● STATED EXERCISE:
Rewrite the material below, substituting "clickable" for each occurrence of "interactable" and changing nothing else. Leave the pictures out of your version.

● INFORMATION SHOWN:
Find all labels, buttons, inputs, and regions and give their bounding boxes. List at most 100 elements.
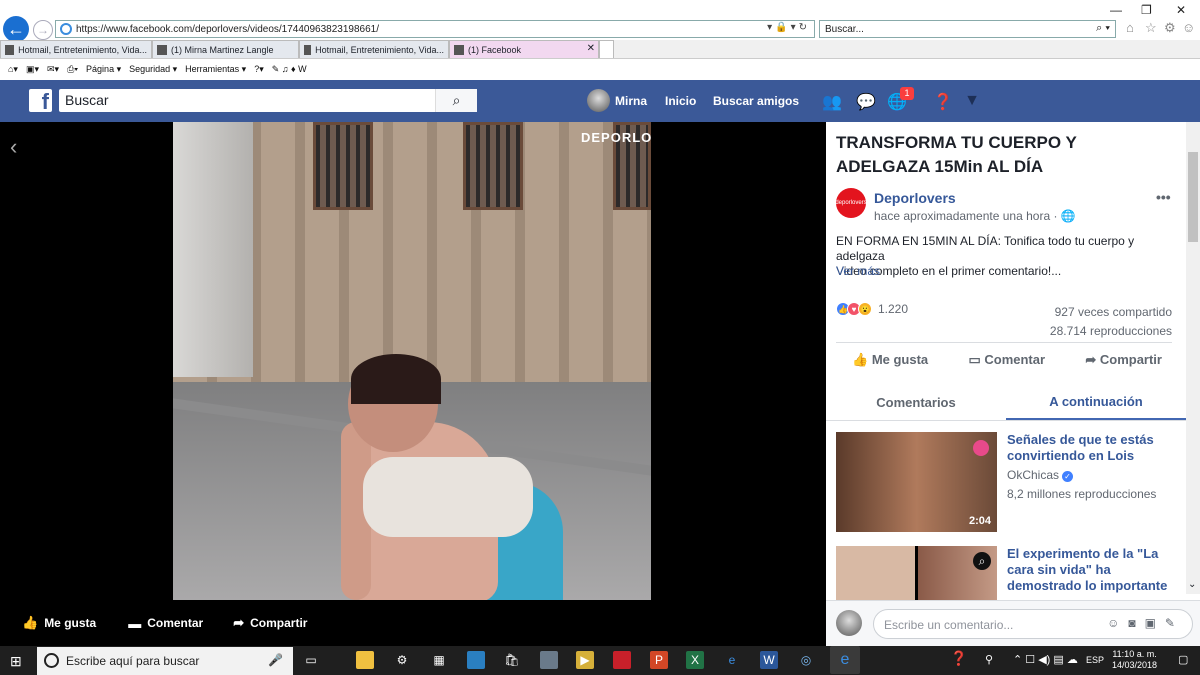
app-icon[interactable] [467,651,485,669]
scrollbar-thumb[interactable] [1188,152,1198,242]
friend-requests-icon[interactable]: 👥 [822,92,842,111]
app-icon[interactable]: ◎ [797,651,815,669]
tarp [173,122,253,377]
comment-input[interactable]: Escribe un comentario... ☺◙▣✎ [873,609,1193,639]
tab-strip: Hotmail, Entretenimiento, Vida... (1) Mi… [0,40,1200,59]
share-stats[interactable]: 927 veces compartido 28.714 reproduccion… [1050,303,1172,341]
nav-inicio[interactable]: Inicio [665,94,696,108]
video-like-button[interactable]: 👍 Me gusta [22,615,96,631]
video-player[interactable]: ‹ DEPORLOVERS 👍Me gusta ▬Comentar ➦Compa… [0,122,826,646]
video-comment-button[interactable]: ▬ Comentar [128,616,203,631]
related-channel[interactable]: OkChicas ✓ [1007,468,1074,482]
address-tools-icon[interactable]: ▾🔒▾↻ [767,22,810,33]
tools-menu[interactable]: Herramientas ▾ [185,64,246,75]
smiley-icon[interactable]: ☺ [1182,20,1195,35]
calculator-icon[interactable]: ▦ [430,651,448,669]
excel-icon[interactable]: X [686,651,704,669]
microphone-icon[interactable]: 🎤 [268,653,283,667]
related-title[interactable]: El experimento de la "La cara sin vida" … [1007,546,1177,594]
post-comment-button[interactable]: ▭ Comentar [968,352,1045,368]
page-name-link[interactable]: Deporlovers [874,190,956,206]
feeds-icon[interactable]: ▣▾ [26,64,39,75]
tab-a-continuacion[interactable]: A continuación [1006,384,1186,420]
media-player-icon[interactable]: ▶ [576,651,594,669]
security-menu[interactable]: Seguridad ▾ [129,64,177,75]
ie-page-icon [157,44,167,55]
acrobat-icon[interactable] [613,651,631,669]
post-description: EN FORMA EN 15MIN AL DÍA: Tonifica todo … [836,234,1135,278]
back-button[interactable]: ← [3,16,29,42]
help-icon[interactable]: ❓ [933,92,953,111]
video-frame[interactable]: DEPORLOVERS [173,122,651,600]
powerpoint-icon[interactable]: P [650,651,668,669]
address-bar[interactable]: https://www.facebook.com/deporlovers/vid… [55,20,815,38]
settings-icon[interactable]: ⚙ [393,651,411,669]
home-icon[interactable]: ⌂▾ [8,64,18,75]
search-button[interactable]: ⌕ [435,89,477,112]
related-title[interactable]: Señales de que te estás convirtiendo en … [1007,432,1177,464]
search-icon[interactable]: ⌕ ▾ [1096,22,1110,35]
tab-facebook[interactable]: (1) Facebook ✕ [449,40,599,58]
help-icon[interactable]: ❓ [950,650,967,667]
tab-hotmail-1[interactable]: Hotmail, Entretenimiento, Vida... [0,40,152,58]
page-logo[interactable]: deporlovers [835,188,867,218]
comment-icon: ▭ [968,352,985,367]
nav-buscar-amigos[interactable]: Buscar amigos [713,94,799,108]
comment-tools-icons[interactable]: ☺◙▣✎ [1107,616,1184,630]
forward-button[interactable]: → [33,20,53,40]
globe-icon: 🌐 [1060,209,1076,223]
avatar[interactable] [587,89,610,112]
reaction-count: 1.220 [878,302,909,316]
tab-comentarios[interactable]: Comentarios [826,384,1006,420]
store-icon[interactable]: 🛍 [503,651,521,669]
gear-icon[interactable]: ⚙ [1164,20,1176,36]
word-icon[interactable]: W [760,651,778,669]
more-options-icon[interactable]: ••• [1156,189,1171,205]
post-like-button[interactable]: 👍 Me gusta [852,352,928,368]
print-icon[interactable]: ⎙▾ [67,64,78,75]
file-explorer-icon[interactable] [356,651,374,669]
tab-hotmail-2[interactable]: Hotmail, Entretenimiento, Vida... [299,40,449,58]
related-video[interactable]: 2:04 Señales de que te estás convirtiend… [836,432,1172,532]
new-tab-button[interactable] [599,40,614,58]
home-icon[interactable]: ⌂ [1126,20,1134,35]
tab-mirna[interactable]: (1) Mirna Martinez Langle [152,40,299,58]
people-icon[interactable]: ⚲ [985,653,993,666]
facebook-logo[interactable]: f [29,89,52,113]
close-tab-icon[interactable]: ✕ [587,43,595,54]
chevron-down-icon[interactable]: ▼ [962,92,982,110]
messenger-icon[interactable]: 💬 [856,92,876,111]
language-indicator[interactable]: ESP [1086,655,1104,665]
taskbar-search-input[interactable]: Escribe aquí para buscar 🎤 [37,647,293,675]
windows-start-icon[interactable]: ⊞ [10,653,22,670]
reactions-summary[interactable]: 👍 ♥ 😮 1.220 [836,302,908,316]
edge-icon[interactable]: e [723,651,741,669]
close-icon[interactable]: ✕ [1176,3,1186,17]
clock[interactable]: 11:10 a. m. 14/03/2018 [1112,649,1157,671]
tray-icons[interactable]: ⌃ ☐ ◀) ▤ ☁ [1013,653,1078,666]
taskbar: ⊞ Escribe aquí para buscar 🎤 ▭ ⚙ ▦ 🛍 ▶ P… [0,646,1200,675]
task-view-icon[interactable]: ▭ [302,651,320,669]
post-time[interactable]: hace aproximadamente una hora · 🌐 [874,209,1076,223]
facebook-search-input[interactable]: Buscar ⌕ [59,89,477,112]
related-thumbnail[interactable]: 2:04 [836,432,997,532]
see-more-link[interactable]: Ver más [836,264,880,278]
restore-icon[interactable]: ❐ [1141,3,1152,17]
addon-icons[interactable]: ✎ ♫ ♦ W [272,64,307,75]
browser-search-input[interactable]: Buscar... ⌕ ▾ [819,20,1116,38]
notification-center-icon[interactable]: ▢ [1178,653,1188,666]
profile-link[interactable]: Mirna [615,94,647,108]
video-share-button[interactable]: ➦ Compartir [233,615,307,631]
previous-arrow-icon[interactable]: ‹ [10,134,17,160]
mail-icon[interactable]: ✉▾ [47,64,59,75]
panel-scrollbar[interactable]: ⌄ [1186,122,1200,594]
favorites-icon[interactable]: ☆ [1145,20,1157,36]
related-views: 8,2 millones reproducciones [1007,487,1157,501]
minimize-icon[interactable]: — [1110,3,1122,17]
internet-explorer-icon[interactable]: e [830,646,860,674]
page-menu[interactable]: Página ▾ [86,64,121,75]
app-icon[interactable] [540,651,558,669]
post-share-button[interactable]: ➦ Compartir [1085,352,1162,368]
help-icon[interactable]: ?▾ [254,64,264,75]
scroll-down-icon[interactable]: ⌄ [1188,579,1196,590]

● PROBLEM SOLUTION:
Find all labels, buttons, inputs, and regions and give their bounding boxes. List at most 100 elements.
app-icon[clickable] [467,651,485,669]
scrollbar-thumb[clickable] [1188,152,1198,242]
friend-requests-icon[clickable]: 👥 [822,92,842,111]
app-icon[clickable]: ◎ [797,651,815,669]
tarp [173,122,253,377]
comment-input[clickable]: Escribe un comentario... ☺◙▣✎ [873,609,1193,639]
tab-strip: Hotmail, Entretenimiento, Vida... (1) Mi… [0,40,1200,59]
share-stats[clickable]: 927 veces compartido 28.714 reproduccion… [1050,303,1172,341]
nav-inicio[clickable]: Inicio [665,94,696,108]
video-like-button[clickable]: 👍 Me gusta [22,615,96,631]
video-player[clickable]: ‹ DEPORLOVERS 👍Me gusta ▬Comentar ➦Compa… [0,122,826,646]
video-comment-button[clickable]: ▬ Comentar [128,616,203,631]
related-channel[clickable]: OkChicas ✓ [1007,468,1074,482]
address-tools-icon[clickable]: ▾🔒▾↻ [767,22,810,33]
tools-menu[clickable]: Herramientas ▾ [185,64,246,75]
smiley-icon[clickable]: ☺ [1182,20,1195,35]
calculator-icon[clickable]: ▦ [430,651,448,669]
excel-icon[clickable]: X [686,651,704,669]
microphone-icon[clickable]: 🎤 [268,653,283,667]
related-title[clickable]: El experimento de la "La cara sin vida" … [1007,546,1177,594]
post-comment-button[clickable]: ▭ Comentar [968,352,1045,368]
page-name-link[clickable]: Deporlovers [874,190,956,206]
feeds-icon[clickable]: ▣▾ [26,64,39,75]
tab-a-continuacion[clickable]: A continuación [1006,384,1186,420]
media-player-icon[clickable]: ▶ [576,651,594,669]
security-menu[clickable]: Seguridad ▾ [129,64,177,75]
ie-page-icon [157,44,167,55]
acrobat-icon[clickable] [613,651,631,669]
post-description: EN FORMA EN 15MIN AL DÍA: Tonifica todo … [836,234,1135,278]
back-button[clickable]: ← [3,16,29,42]
help-icon[clickable]: ❓ [933,92,953,111]
video-frame[clickable]: DEPORLOVERS [173,122,651,600]
powerpoint-icon[clickable]: P [650,651,668,669]
address-bar[clickable]: https://www.facebook.com/deporlovers/vid… [55,20,815,38]
settings-icon[clickable]: ⚙ [393,651,411,669]
home-icon[clickable]: ⌂▾ [8,64,18,75]
search-button[clickable]: ⌕ [435,89,477,112]
related-title[clickable]: Señales de que te estás convirtiendo en … [1007,432,1177,464]
search-icon[clickable]: ⌕ ▾ [1096,22,1110,35]
tab-facebook[clickable]: (1) Facebook ✕ [449,40,599,58]
help-icon[clickable]: ❓ [950,650,967,667]
tab-hotmail-1[clickable]: Hotmail, Entretenimiento, Vida... [0,40,152,58]
page-logo[clickable]: deporlovers [835,188,867,218]
comment-icon: ▭ [968,352,985,367]
nav-buscar-amigos[clickable]: Buscar amigos [713,94,799,108]
comment-tools-icons[clickable]: ☺◙▣✎ [1107,616,1184,630]
forward-button[clickable]: → [33,20,53,40]
globe-icon: 🌐 [1060,209,1076,223]
avatar[clickable] [587,89,610,112]
reaction-count: 1.220 [878,302,909,316]
tab-comentarios[clickable]: Comentarios [826,384,1006,420]
store-icon[clickable]: 🛍 [503,651,521,669]
gear-icon[clickable]: ⚙ [1164,20,1176,36]
word-icon[clickable]: W [760,651,778,669]
more-options-icon[clickable]: ••• [1156,189,1171,205]
post-like-button[clickable]: 👍 Me gusta [852,352,928,368]
print-icon[clickable]: ⎙▾ [67,64,78,75]
file-explorer-icon[clickable] [356,651,374,669]
tab-hotmail-2[clickable]: Hotmail, Entretenimiento, Vida... [299,40,449,58]
related-video[clickable]: 2:04 Señales de que te estás convirtiend… [836,432,1172,532]
new-tab-button[clickable] [599,40,614,58]
home-icon[clickable]: ⌂ [1126,20,1134,35]
tab-mirna[clickable]: (1) Mirna Martinez Langle [152,40,299,58]
people-icon[clickable]: ⚲ [985,653,993,666]
facebook-logo[clickable]: f [29,89,52,113]
close-tab-icon[clickable]: ✕ [587,43,595,54]
chevron-down-icon[clickable]: ▼ [962,92,982,110]
messenger-icon[clickable]: 💬 [856,92,876,111]
language-indicator[clickable]: ESP [1086,655,1104,665]
taskbar-search-input[clickable]: Escribe aquí para buscar 🎤 [37,647,293,675]
windows-start-icon[clickable]: ⊞ [10,653,22,670]
reactions-summary[clickable]: 👍 ♥ 😮 1.220 [836,302,908,316]
edge-icon[clickable]: e [723,651,741,669]
close-icon[clickable]: ✕ [1176,3,1186,17]
clock[clickable]: 11:10 a. m. 14/03/2018 [1112,649,1157,671]
tray-icons[clickable]: ⌃ ☐ ◀) ▤ ☁ [1013,653,1078,666]
taskbar: ⊞ Escribe aquí para buscar 🎤 ▭ ⚙ ▦ 🛍 ▶ P… [0,646,1200,675]
task-view-icon[clickable]: ▭ [302,651,320,669]
post-time[clickable]: hace aproximadamente una hora · 🌐 [874,209,1076,223]
facebook-search-input[clickable]: Buscar ⌕ [59,89,477,112]
related-thumbnail[clickable]: 2:04 [836,432,997,532]
see-more-link[clickable]: Ver más [836,264,880,278]
restore-icon[clickable]: ❐ [1141,3,1152,17]
addon-icons[clickable]: ✎ ♫ ♦ W [272,64,307,75]
browser-search-input[clickable]: Buscar... ⌕ ▾ [819,20,1116,38]
notification-center-icon[clickable]: ▢ [1178,653,1188,666]
profile-link[clickable]: Mirna [615,94,647,108]
video-share-button[clickable]: ➦ Compartir [233,615,307,631]
previous-arrow-icon[clickable]: ‹ [10,134,17,160]
mail-icon[clickable]: ✉▾ [47,64,59,75]
panel-scrollbar[clickable]: ⌄ [1186,122,1200,594]
favorites-icon[clickable]: ☆ [1145,20,1157,36]
related-views: 8,2 millones reproducciones [1007,487,1157,501]
minimize-icon[clickable]: — [1110,3,1122,17]
internet-explorer-icon[clickable]: e [830,646,860,674]
page-menu[clickable]: Página ▾ [86,64,121,75]
app-icon[clickable] [540,651,558,669]
post-share-button[clickable]: ➦ Compartir [1085,352,1162,368]
help-icon[clickable]: ?▾ [254,64,264,75]
scroll-down-icon[clickable]: ⌄ [1188,579,1196,590]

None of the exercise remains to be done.